=== WORKING DATA ===
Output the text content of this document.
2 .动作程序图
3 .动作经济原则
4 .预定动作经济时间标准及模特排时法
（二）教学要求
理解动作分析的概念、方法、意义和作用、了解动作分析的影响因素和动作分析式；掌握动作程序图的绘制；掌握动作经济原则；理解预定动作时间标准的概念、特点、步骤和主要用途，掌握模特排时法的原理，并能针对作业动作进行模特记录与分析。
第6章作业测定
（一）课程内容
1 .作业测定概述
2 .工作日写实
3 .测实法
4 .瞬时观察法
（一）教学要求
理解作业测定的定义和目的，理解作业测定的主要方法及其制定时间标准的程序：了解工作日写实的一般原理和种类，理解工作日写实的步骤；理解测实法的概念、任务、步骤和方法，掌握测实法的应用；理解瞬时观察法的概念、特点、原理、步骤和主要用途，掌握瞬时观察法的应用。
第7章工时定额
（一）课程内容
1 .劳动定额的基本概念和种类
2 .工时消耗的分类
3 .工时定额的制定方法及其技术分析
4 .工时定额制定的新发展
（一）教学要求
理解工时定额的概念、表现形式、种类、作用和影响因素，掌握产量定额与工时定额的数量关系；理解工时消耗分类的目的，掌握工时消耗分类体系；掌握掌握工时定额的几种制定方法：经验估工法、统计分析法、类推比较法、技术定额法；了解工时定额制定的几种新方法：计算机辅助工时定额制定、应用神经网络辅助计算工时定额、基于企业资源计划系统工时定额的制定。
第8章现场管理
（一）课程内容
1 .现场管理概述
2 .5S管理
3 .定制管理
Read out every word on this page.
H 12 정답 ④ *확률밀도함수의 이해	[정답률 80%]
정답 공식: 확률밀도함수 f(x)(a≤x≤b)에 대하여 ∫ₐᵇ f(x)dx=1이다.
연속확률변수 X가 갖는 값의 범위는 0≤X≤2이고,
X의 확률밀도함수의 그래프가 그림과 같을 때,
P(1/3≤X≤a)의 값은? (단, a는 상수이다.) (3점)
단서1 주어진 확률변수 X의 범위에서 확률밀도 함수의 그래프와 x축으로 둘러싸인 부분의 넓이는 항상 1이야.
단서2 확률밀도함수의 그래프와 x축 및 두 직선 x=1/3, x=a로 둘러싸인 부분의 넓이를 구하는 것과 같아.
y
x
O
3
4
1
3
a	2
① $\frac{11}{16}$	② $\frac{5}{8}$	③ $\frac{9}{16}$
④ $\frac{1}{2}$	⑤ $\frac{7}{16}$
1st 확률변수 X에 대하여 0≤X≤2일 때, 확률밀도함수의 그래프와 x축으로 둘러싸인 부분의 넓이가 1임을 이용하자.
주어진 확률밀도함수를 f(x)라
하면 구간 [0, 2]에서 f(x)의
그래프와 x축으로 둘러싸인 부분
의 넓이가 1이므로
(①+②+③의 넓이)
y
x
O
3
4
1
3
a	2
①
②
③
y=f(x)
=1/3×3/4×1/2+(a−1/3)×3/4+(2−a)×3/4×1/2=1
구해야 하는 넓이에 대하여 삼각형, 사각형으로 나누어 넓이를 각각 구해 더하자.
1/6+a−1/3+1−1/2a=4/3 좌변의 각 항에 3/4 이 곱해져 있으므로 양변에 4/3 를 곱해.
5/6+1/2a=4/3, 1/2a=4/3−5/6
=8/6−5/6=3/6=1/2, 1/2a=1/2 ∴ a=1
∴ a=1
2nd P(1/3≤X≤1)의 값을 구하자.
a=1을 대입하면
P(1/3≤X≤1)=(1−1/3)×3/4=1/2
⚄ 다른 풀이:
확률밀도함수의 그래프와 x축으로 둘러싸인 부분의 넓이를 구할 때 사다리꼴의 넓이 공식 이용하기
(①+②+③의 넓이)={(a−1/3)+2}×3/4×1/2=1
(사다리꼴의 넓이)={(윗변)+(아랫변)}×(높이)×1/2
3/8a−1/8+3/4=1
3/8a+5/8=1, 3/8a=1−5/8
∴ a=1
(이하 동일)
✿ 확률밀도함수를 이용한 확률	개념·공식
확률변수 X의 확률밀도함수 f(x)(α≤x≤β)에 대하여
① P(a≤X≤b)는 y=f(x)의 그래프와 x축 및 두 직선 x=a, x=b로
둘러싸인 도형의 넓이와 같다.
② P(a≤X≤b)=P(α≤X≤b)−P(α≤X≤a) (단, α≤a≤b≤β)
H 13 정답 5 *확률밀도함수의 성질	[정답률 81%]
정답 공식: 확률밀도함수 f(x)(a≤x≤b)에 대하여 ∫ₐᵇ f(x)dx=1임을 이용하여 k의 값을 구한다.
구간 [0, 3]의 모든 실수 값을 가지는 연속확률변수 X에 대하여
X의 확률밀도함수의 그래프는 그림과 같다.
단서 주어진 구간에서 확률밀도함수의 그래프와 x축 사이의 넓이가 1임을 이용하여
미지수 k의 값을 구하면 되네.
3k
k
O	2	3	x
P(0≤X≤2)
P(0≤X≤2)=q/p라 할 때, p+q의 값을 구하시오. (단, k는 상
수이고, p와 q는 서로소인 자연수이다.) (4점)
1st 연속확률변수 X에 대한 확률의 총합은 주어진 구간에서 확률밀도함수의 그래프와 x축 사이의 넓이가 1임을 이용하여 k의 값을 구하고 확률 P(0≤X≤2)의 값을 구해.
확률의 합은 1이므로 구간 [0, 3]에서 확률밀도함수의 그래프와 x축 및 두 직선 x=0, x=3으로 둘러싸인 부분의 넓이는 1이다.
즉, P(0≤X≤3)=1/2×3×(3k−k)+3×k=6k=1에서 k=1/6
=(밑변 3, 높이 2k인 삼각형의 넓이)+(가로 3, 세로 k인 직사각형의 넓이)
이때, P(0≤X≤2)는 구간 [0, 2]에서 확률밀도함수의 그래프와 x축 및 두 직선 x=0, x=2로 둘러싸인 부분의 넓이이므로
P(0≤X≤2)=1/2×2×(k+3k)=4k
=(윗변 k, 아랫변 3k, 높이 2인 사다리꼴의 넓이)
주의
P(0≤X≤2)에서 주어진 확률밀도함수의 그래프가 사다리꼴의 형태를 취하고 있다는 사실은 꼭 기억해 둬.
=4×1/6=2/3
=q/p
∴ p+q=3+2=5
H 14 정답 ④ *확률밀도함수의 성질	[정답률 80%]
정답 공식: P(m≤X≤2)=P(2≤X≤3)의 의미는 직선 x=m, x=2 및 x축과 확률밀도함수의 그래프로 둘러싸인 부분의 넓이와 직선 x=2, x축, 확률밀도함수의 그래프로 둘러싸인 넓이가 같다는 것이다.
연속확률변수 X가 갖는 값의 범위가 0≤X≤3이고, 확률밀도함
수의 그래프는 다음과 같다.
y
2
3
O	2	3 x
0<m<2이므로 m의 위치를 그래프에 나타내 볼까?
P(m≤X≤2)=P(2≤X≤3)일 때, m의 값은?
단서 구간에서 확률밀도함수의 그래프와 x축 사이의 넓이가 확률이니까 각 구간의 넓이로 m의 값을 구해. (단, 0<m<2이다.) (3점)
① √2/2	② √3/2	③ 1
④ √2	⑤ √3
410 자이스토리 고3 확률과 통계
===
## WHAT IS BEING ASKED:
Write out the entries above word for word.

## TASK OUTPUT:
Output the text content of this document.
2 .动作程序图
3 .动作经济原则
4 .预定动作经济时间标准及模特排时法
（二）教学要求
理解动作分析的概念、方法、意义和作用、了解动作分析的影响因素和动作分析式；掌握动作程序图的绘制；掌握动作经济原则；理解预定动作时间标准的概念、特点、步骤和主要用途，掌握模特排时法的原理，并能针对作业动作进行模特记录与分析。
第6章作业测定
（一）课程内容
1 .作业测定概述
2 .工作日写实
3 .测实法
4 .瞬时观察法
（一）教学要求
理解作业测定的定义和目的，理解作业测定的主要方法及其制定时间标准的程序：了解工作日写实的一般原理和种类，理解工作日写实的步骤；理解测实法的概念、任务、步骤和方法，掌握测实法的应用；理解瞬时观察法的概念、特点、原理、步骤和主要用途，掌握瞬时观察法的应用。
第7章工时定额
（一）课程内容
1 .劳动定额的基本概念和种类
2 .工时消耗的分类
3 .工时定额的制定方法及其技术分析
4 .工时定额制定的新发展
（一）教学要求
理解工时定额的概念、表现形式、种类、作用和影响因素，掌握产量定额与工时定额的数量关系；理解工时消耗分类的目的，掌握工时消耗分类体系；掌握掌握工时定额的几种制定方法：经验估工法、统计分析法、类推比较法、技术定额法；了解工时定额制定的几种新方法：计算机辅助工时定额制定、应用神经网络辅助计算工时定额、基于企业资源计划系统工时定额的制定。
第8章现场管理
（一）课程内容
1 .现场管理概述
2 .5S管理
3 .定制管理
Read out every word on this page.
H 12 정답 ④ *확률밀도함수의 이해	[정답률 80%]
정답 공식: 확률밀도함수 f(x)(a≤x≤b)에 대하여 ∫ₐᵇ f(x)dx=1이다.
연속확률변수 X가 갖는 값의 범위는 0≤X≤2이고,
X의 확률밀도함수의 그래프가 그림과 같을 때,
P(1/3≤X≤a)의 값은? (단, a는 상수이다.) (3점)
단서1 주어진 확률변수 X의 범위에서 확률밀도 함수의 그래프와 x축으로 둘러싸인 부분의 넓이는 항상 1이야.
단서2 확률밀도함수의 그래프와 x축 및 두 직선 x=1/3, x=a로 둘러싸인 부분의 넓이를 구하는 것과 같아.
y
x
O
3
4
1
3
a	2
① $\frac{11}{16}$	② $\frac{5}{8}$	③ $\frac{9}{16}$
④ $\frac{1}{2}$	⑤ $\frac{7}{16}$
1st 확률변수 X에 대하여 0≤X≤2일 때, 확률밀도함수의 그래프와 x축으로 둘러싸인 부분의 넓이가 1임을 이용하자.
주어진 확률밀도함수를 f(x)라
하면 구간 [0, 2]에서 f(x)의
그래프와 x축으로 둘러싸인 부분
의 넓이가 1이므로
(①+②+③의 넓이)
y
x
O
3
4
1
3
a	2
①
②
③
y=f(x)
=1/3×3/4×1/2+(a−1/3)×3/4+(2−a)×3/4×1/2=1
구해야 하는 넓이에 대하여 삼각형, 사각형으로 나누어 넓이를 각각 구해 더하자.
1/6+a−1/3+1−1/2a=4/3 좌변의 각 항에 3/4 이 곱해져 있으므로 양변에 4/3 를 곱해.
5/6+1/2a=4/3, 1/2a=4/3−5/6
=8/6−5/6=3/6=1/2, 1/2a=1/2 ∴ a=1
∴ a=1
2nd P(1/3≤X≤1)의 값을 구하자.
a=1을 대입하면
P(1/3≤X≤1)=(1−1/3)×3/4=1/2
⚄ 다른 풀이:
확률밀도함수의 그래프와 x축으로 둘러싸인 부분의 넓이를 구할 때 사다리꼴의 넓이 공식 이용하기
(①+②+③의 넓이)={(a−1/3)+2}×3/4×1/2=1
(사다리꼴의 넓이)={(윗변)+(아랫변)}×(높이)×1/2
3/8a−1/8+3/4=1
3/8a+5/8=1, 3/8a=1−5/8
∴ a=1
(이하 동일)
✿ 확률밀도함수를 이용한 확률	개념·공식
확률변수 X의 확률밀도함수 f(x)(α≤x≤β)에 대하여
① P(a≤X≤b)는 y=f(x)의 그래프와 x축 및 두 직선 x=a, x=b로
둘러싸인 도형의 넓이와 같다.
② P(a≤X≤b)=P(α≤X≤b)−P(α≤X≤a) (단, α≤a≤b≤β)
H 13 정답 5 *확률밀도함수의 성질	[정답률 81%]
정답 공식: 확률밀도함수 f(x)(a≤x≤b)에 대하여 ∫ₐᵇ f(x)dx=1임을 이용하여 k의 값을 구한다.
구간 [0, 3]의 모든 실수 값을 가지는 연속확률변수 X에 대하여
X의 확률밀도함수의 그래프는 그림과 같다.
단서 주어진 구간에서 확률밀도함수의 그래프와 x축 사이의 넓이가 1임을 이용하여
미지수 k의 값을 구하면 되네.
3k
k
O	2	3	x
P(0≤X≤2)
P(0≤X≤2)=q/p라 할 때, p+q의 값을 구하시오. (단, k는 상
수이고, p와 q는 서로소인 자연수이다.) (4점)
1st 연속확률변수 X에 대한 확률의 총합은 주어진 구간에서 확률밀도함수의 그래프와 x축 사이의 넓이가 1임을 이용하여 k의 값을 구하고 확률 P(0≤X≤2)의 값을 구해.
확률의 합은 1이므로 구간 [0, 3]에서 확률밀도함수의 그래프와 x축 및 두 직선 x=0, x=3으로 둘러싸인 부분의 넓이는 1이다.
즉, P(0≤X≤3)=1/2×3×(3k−k)+3×k=6k=1에서 k=1/6
=(밑변 3, 높이 2k인 삼각형의 넓이)+(가로 3, 세로 k인 직사각형의 넓이)
이때, P(0≤X≤2)는 구간 [0, 2]에서 확률밀도함수의 그래프와 x축 및 두 직선 x=0, x=2로 둘러싸인 부분의 넓이이므로
P(0≤X≤2)=1/2×2×(k+3k)=4k
=(윗변 k, 아랫변 3k, 높이 2인 사다리꼴의 넓이)
주의
P(0≤X≤2)에서 주어진 확률밀도함수의 그래프가 사다리꼴의 형태를 취하고 있다는 사실은 꼭 기억해 둬.
=4×1/6=2/3
=q/p
∴ p+q=3+2=5
H 14 정답 ④ *확률밀도함수의 성질	[정답률 80%]
정답 공식: P(m≤X≤2)=P(2≤X≤3)의 의미는 직선 x=m, x=2 및 x축과 확률밀도함수의 그래프로 둘러싸인 부분의 넓이와 직선 x=2, x축, 확률밀도함수의 그래프로 둘러싸인 넓이가 같다는 것이다.
연속확률변수 X가 갖는 값의 범위가 0≤X≤3이고, 확률밀도함
수의 그래프는 다음과 같다.
y
2
3
O	2	3 x
0<m<2이므로 m의 위치를 그래프에 나타내 볼까?
P(m≤X≤2)=P(2≤X≤3)일 때, m의 값은?
단서 구간에서 확률밀도함수의 그래프와 x축 사이의 넓이가 확률이니까 각 구간의 넓이로 m의 값을 구해. (단, 0<m<2이다.) (3점)
① √2/2	② √3/2	③ 1
④ √2	⑤ √3
410 자이스토리 고3 확률과 통계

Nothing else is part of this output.